Data listing:
↓

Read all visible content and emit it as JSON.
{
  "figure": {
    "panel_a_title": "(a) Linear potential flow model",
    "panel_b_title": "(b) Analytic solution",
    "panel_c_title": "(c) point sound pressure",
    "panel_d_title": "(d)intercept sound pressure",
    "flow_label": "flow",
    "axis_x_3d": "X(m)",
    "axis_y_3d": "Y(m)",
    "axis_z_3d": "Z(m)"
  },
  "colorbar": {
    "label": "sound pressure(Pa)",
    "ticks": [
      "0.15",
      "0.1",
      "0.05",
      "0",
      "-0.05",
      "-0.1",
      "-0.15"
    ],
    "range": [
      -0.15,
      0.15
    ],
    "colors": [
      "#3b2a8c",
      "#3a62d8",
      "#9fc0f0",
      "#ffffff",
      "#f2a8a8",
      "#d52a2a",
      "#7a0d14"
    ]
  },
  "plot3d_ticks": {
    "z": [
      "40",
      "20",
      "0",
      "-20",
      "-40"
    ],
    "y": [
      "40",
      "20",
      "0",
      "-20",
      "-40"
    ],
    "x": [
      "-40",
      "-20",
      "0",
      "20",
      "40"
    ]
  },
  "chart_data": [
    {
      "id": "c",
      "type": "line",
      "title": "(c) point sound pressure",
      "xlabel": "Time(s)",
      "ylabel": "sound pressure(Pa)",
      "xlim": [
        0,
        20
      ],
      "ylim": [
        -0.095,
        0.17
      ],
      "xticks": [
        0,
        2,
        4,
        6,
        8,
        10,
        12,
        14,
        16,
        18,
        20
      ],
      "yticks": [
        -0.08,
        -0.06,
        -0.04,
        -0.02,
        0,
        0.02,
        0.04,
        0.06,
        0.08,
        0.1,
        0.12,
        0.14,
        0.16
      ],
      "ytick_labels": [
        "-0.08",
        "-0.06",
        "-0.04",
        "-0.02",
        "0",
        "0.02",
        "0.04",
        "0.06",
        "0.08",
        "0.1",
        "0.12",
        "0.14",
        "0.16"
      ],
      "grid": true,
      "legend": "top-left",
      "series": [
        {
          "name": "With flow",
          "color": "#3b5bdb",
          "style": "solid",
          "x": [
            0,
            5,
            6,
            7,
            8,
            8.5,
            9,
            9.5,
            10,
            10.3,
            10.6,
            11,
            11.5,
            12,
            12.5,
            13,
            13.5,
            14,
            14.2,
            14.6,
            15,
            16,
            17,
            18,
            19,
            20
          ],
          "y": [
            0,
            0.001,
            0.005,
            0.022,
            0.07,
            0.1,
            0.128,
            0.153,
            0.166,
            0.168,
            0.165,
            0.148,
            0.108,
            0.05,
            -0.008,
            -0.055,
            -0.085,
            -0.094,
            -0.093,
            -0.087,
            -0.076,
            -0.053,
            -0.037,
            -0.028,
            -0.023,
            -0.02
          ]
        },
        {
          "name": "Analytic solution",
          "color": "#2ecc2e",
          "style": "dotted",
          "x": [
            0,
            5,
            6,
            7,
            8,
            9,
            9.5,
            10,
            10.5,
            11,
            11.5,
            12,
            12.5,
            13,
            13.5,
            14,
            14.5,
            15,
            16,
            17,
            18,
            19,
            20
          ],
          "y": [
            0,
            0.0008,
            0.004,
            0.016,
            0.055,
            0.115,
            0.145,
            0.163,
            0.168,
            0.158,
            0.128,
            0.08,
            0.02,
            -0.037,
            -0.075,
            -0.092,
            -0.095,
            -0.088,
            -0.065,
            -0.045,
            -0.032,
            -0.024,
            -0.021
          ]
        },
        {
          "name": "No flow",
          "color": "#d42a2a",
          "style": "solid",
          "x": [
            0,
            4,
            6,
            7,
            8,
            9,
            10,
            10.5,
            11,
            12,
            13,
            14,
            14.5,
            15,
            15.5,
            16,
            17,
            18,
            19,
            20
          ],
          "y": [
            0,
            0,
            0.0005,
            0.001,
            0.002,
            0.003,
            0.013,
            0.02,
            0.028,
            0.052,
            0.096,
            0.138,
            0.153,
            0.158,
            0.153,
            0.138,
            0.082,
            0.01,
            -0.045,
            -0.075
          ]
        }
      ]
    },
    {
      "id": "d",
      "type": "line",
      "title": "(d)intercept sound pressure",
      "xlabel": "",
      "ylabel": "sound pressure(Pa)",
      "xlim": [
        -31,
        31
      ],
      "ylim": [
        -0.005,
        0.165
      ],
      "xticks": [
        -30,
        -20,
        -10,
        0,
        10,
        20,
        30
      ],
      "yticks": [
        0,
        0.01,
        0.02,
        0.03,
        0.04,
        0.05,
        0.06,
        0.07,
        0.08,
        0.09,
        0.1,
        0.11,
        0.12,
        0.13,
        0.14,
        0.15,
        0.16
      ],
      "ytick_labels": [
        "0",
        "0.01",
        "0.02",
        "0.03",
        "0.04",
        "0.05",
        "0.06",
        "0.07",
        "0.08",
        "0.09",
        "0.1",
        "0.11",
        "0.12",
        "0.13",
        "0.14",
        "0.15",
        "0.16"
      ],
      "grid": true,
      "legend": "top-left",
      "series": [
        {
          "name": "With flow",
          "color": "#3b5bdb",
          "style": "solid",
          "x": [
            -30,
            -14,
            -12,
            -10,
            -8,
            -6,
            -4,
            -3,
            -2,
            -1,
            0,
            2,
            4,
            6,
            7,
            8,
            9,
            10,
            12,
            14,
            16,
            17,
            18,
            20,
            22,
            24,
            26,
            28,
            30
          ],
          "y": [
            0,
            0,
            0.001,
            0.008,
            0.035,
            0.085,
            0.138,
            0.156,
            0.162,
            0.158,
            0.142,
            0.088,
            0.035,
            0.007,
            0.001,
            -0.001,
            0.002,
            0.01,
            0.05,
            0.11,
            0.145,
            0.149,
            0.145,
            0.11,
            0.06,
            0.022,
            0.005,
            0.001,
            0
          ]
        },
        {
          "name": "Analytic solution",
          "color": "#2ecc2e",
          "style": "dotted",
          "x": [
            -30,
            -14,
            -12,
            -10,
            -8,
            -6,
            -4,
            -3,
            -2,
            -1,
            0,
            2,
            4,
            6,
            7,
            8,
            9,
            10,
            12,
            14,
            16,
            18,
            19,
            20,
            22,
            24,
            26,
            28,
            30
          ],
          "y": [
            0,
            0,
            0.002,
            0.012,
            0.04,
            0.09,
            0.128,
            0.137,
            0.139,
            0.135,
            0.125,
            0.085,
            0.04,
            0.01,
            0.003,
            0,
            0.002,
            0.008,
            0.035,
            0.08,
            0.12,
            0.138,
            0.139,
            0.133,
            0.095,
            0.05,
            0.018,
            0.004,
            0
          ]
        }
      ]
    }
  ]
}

↑

Type out the full listing again, exactly as given.

• _Problem solution_:
Read all visible content and emit it as JSON.
{
  "figure": {
    "panel_a_title": "(a) Linear potential flow model",
    "panel_b_title": "(b) Analytic solution",
    "panel_c_title": "(c) point sound pressure",
    "panel_d_title": "(d)intercept sound pressure",
    "flow_label": "flow",
    "axis_x_3d": "X(m)",
    "axis_y_3d": "Y(m)",
    "axis_z_3d": "Z(m)"
  },
  "colorbar": {
    "label": "sound pressure(Pa)",
    "ticks": [
      "0.15",
      "0.1",
      "0.05",
      "0",
      "-0.05",
      "-0.1",
      "-0.15"
    ],
    "range": [
      -0.15,
      0.15
    ],
    "colors": [
      "#3b2a8c",
      "#3a62d8",
      "#9fc0f0",
      "#ffffff",
      "#f2a8a8",
      "#d52a2a",
      "#7a0d14"
    ]
  },
  "plot3d_ticks": {
    "z": [
      "40",
      "20",
      "0",
      "-20",
      "-40"
    ],
    "y": [
      "40",
      "20",
      "0",
      "-20",
      "-40"
    ],
    "x": [
      "-40",
      "-20",
      "0",
      "20",
      "40"
    ]
  },
  "chart_data": [
    {
      "id": "c",
      "type": "line",
      "title": "(c) point sound pressure",
      "xlabel": "Time(s)",
      "ylabel": "sound pressure(Pa)",
      "xlim": [
        0,
        20
      ],
      "ylim": [
        -0.095,
        0.17
      ],
      "xticks": [
        0,
        2,
        4,
        6,
        8,
        10,
        12,
        14,
        16,
        18,
        20
      ],
      "yticks": [
        -0.08,
        -0.06,
        -0.04,
        -0.02,
        0,
        0.02,
        0.04,
        0.06,
        0.08,
        0.1,
        0.12,
        0.14,
        0.16
      ],
      "ytick_labels": [
        "-0.08",
        "-0.06",
        "-0.04",
        "-0.02",
        "0",
        "0.02",
        "0.04",
        "0.06",
        "0.08",
        "0.1",
        "0.12",
        "0.14",
        "0.16"
      ],
      "grid": true,
      "legend": "top-left",
      "series": [
        {
          "name": "With flow",
          "color": "#3b5bdb",
          "style": "solid",
          "x": [
            0,
            5,
            6,
            7,
            8,
            8.5,
            9,
            9.5,
            10,
            10.3,
            10.6,
            11,
            11.5,
            12,
            12.5,
            13,
            13.5,
            14,
            14.2,
            14.6,
            15,
            16,
            17,
            18,
            19,
            20
          ],
          "y": [
            0,
            0.001,
            0.005,
            0.022,
            0.07,
            0.1,
            0.128,
            0.153,
            0.166,
            0.168,
            0.165,
            0.148,
            0.108,
            0.05,
            -0.008,
            -0.055,
            -0.085,
            -0.094,
            -0.093,
            -0.087,
            -0.076,
            -0.053,
            -0.037,
            -0.028,
            -0.023,
            -0.02
          ]
        },
        {
          "name": "Analytic solution",
          "color": "#2ecc2e",
          "style": "dotted",
          "x": [
            0,
            5,
            6,
            7,
            8,
            9,
            9.5,
            10,
            10.5,
            11,
            11.5,
            12,
            12.5,
            13,
            13.5,
            14,
            14.5,
            15,
            16,
            17,
            18,
            19,
            20
          ],
          "y": [
            0,
            0.0008,
            0.004,
            0.016,
            0.055,
            0.115,
            0.145,
            0.163,
            0.168,
            0.158,
            0.128,
            0.08,
            0.02,
            -0.037,
            -0.075,
            -0.092,
            -0.095,
            -0.088,
            -0.065,
            -0.045,
            -0.032,
            -0.024,
            -0.021
          ]
        },
        {
          "name": "No flow",
          "color": "#d42a2a",
          "style": "solid",
          "x": [
            0,
            4,
            6,
            7,
            8,
            9,
            10,
            10.5,
            11,
            12,
            13,
            14,
            14.5,
            15,
            15.5,
            16,
            17,
            18,
            19,
            20
          ],
          "y": [
            0,
            0,
            0.0005,
            0.001,
            0.002,
            0.003,
            0.013,
            0.02,
            0.028,
            0.052,
            0.096,
            0.138,
            0.153,
            0.158,
            0.153,
            0.138,
            0.082,
            0.01,
            -0.045,
            -0.075
          ]
        }
      ]
    },
    {
      "id": "d",
      "type": "line",
      "title": "(d)intercept sound pressure",
      "xlabel": "",
      "ylabel": "sound pressure(Pa)",
      "xlim": [
        -31,
        31
      ],
      "ylim": [
        -0.005,
        0.165
      ],
      "xticks": [
        -30,
        -20,
        -10,
        0,
        10,
        20,
        30
      ],
      "yticks": [
        0,
        0.01,
        0.02,
        0.03,
        0.04,
        0.05,
        0.06,
        0.07,
        0.08,
        0.09,
        0.1,
        0.11,
        0.12,
        0.13,
        0.14,
        0.15,
        0.16
      ],
      "ytick_labels": [
        "0",
        "0.01",
        "0.02",
        "0.03",
        "0.04",
        "0.05",
        "0.06",
        "0.07",
        "0.08",
        "0.09",
        "0.1",
        "0.11",
        "0.12",
        "0.13",
        "0.14",
        "0.15",
        "0.16"
      ],
      "grid": true,
      "legend": "top-left",
      "series": [
        {
          "name": "With flow",
          "color": "#3b5bdb",
          "style": "solid",
          "x": [
            -30,
            -14,
            -12,
            -10,
            -8,
            -6,
            -4,
            -3,
            -2,
            -1,
            0,
            2,
            4,
            6,
            7,
            8,
            9,
            10,
            12,
            14,
            16,
            17,
            18,
            20,
            22,
            24,
            26,
            28,
            30
          ],
          "y": [
            0,
            0,
            0.001,
            0.008,
            0.035,
            0.085,
            0.138,
            0.156,
            0.162,
            0.158,
            0.142,
            0.088,
            0.035,
            0.007,
            0.001,
            -0.001,
            0.002,
            0.01,
            0.05,
            0.11,
            0.145,
            0.149,
            0.145,
            0.11,
            0.06,
            0.022,
            0.005,
            0.001,
            0
          ]
        },
        {
          "name": "Analytic solution",
          "color": "#2ecc2e",
          "style": "dotted",
          "x": [
            -30,
            -14,
            -12,
            -10,
            -8,
            -6,
            -4,
            -3,
            -2,
            -1,
            0,
            2,
            4,
            6,
            7,
            8,
            9,
            10,
            12,
            14,
            16,
            18,
            19,
            20,
            22,
            24,
            26,
            28,
            30
          ],
          "y": [
            0,
            0,
            0.002,
            0.012,
            0.04,
            0.09,
            0.128,
            0.137,
            0.139,
            0.135,
            0.125,
            0.085,
            0.04,
            0.01,
            0.003,
            0,
            0.002,
            0.008,
            0.035,
            0.08,
            0.12,
            0.138,
            0.139,
            0.133,
            0.095,
            0.05,
            0.018,
            0.004,
            0
          ]
        }
      ]
    }
  ]
}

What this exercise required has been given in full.